▸ **Aim of the exercise**
From the listing below, pull each line that includes "Atlantic".

(Items from a figure collection)
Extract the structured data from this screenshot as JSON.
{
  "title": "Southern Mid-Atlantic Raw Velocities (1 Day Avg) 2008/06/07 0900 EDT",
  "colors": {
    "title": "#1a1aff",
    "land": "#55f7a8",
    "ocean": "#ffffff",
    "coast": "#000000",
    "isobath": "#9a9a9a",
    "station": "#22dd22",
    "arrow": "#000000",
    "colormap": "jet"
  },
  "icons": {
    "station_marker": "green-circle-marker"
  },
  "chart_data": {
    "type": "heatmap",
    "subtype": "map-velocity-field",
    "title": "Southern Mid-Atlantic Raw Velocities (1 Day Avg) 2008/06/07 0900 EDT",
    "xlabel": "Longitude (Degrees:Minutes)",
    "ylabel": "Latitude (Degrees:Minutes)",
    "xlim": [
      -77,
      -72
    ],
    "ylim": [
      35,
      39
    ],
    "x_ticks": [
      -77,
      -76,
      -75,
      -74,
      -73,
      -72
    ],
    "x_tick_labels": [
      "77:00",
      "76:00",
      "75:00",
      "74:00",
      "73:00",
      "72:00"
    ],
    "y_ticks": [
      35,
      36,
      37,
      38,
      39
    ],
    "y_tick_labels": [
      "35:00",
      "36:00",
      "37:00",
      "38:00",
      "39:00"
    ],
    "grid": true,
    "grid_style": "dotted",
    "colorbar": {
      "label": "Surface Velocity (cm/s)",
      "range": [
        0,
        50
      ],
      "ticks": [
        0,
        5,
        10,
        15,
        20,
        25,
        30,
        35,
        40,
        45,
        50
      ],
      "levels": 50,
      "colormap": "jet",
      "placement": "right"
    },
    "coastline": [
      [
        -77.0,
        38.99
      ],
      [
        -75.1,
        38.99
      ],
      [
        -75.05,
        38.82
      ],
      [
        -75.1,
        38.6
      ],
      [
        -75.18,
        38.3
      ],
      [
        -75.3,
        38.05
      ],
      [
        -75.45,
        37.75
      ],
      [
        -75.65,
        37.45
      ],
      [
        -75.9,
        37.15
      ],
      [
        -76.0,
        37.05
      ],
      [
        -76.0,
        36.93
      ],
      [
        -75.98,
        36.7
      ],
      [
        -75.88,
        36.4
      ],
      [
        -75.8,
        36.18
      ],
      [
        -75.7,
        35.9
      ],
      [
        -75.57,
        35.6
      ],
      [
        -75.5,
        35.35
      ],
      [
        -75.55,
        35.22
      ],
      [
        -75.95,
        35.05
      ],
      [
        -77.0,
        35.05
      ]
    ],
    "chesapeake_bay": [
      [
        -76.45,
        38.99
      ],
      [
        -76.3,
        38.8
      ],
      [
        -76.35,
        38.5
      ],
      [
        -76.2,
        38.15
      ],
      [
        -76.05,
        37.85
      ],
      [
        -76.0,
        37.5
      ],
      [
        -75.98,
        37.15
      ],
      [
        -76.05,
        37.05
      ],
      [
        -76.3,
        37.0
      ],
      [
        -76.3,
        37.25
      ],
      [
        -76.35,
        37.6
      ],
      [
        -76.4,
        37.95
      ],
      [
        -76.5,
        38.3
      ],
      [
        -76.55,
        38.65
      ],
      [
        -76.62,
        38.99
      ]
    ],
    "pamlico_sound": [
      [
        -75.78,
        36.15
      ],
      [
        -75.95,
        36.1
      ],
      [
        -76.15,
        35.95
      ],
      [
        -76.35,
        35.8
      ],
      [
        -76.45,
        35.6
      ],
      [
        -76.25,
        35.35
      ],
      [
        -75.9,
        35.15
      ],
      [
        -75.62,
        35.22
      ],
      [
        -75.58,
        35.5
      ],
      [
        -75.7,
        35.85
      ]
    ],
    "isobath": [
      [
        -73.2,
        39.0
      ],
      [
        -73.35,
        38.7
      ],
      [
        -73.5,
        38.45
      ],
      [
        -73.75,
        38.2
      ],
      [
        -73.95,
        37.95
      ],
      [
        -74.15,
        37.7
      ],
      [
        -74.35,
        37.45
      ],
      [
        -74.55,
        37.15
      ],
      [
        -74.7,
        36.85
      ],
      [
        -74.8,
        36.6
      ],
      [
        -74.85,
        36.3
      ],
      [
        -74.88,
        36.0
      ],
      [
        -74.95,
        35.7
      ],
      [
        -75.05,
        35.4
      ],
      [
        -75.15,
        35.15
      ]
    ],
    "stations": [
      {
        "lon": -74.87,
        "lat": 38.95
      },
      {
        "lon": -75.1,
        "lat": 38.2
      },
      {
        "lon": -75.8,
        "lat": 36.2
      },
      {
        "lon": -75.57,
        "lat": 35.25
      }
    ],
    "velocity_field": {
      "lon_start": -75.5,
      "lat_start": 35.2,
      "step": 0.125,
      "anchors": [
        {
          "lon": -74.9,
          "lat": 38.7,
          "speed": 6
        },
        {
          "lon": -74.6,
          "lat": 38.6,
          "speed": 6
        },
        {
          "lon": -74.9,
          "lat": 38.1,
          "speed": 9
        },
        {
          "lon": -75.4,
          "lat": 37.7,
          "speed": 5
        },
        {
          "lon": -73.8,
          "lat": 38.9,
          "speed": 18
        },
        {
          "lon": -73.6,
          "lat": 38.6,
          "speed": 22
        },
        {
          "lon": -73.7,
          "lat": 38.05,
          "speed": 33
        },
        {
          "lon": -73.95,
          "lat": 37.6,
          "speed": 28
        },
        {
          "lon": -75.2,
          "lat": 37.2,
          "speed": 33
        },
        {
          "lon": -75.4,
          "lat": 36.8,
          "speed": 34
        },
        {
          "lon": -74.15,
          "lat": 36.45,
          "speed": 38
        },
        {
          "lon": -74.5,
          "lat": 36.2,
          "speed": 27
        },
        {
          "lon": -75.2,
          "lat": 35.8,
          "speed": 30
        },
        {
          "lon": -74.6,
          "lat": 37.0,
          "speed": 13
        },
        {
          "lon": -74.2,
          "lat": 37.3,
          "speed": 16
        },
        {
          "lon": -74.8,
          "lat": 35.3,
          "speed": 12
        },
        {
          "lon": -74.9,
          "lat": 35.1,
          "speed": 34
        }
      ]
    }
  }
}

▸ **Completed exercise**
  "title": "Southern Mid-Atlantic Raw Velocities (1 Day Avg) 2008/06/07 0900 EDT",
    "title": "Southern Mid-Atlantic Raw Velocities (1 Day Avg) 2008/06/07 0900 EDT",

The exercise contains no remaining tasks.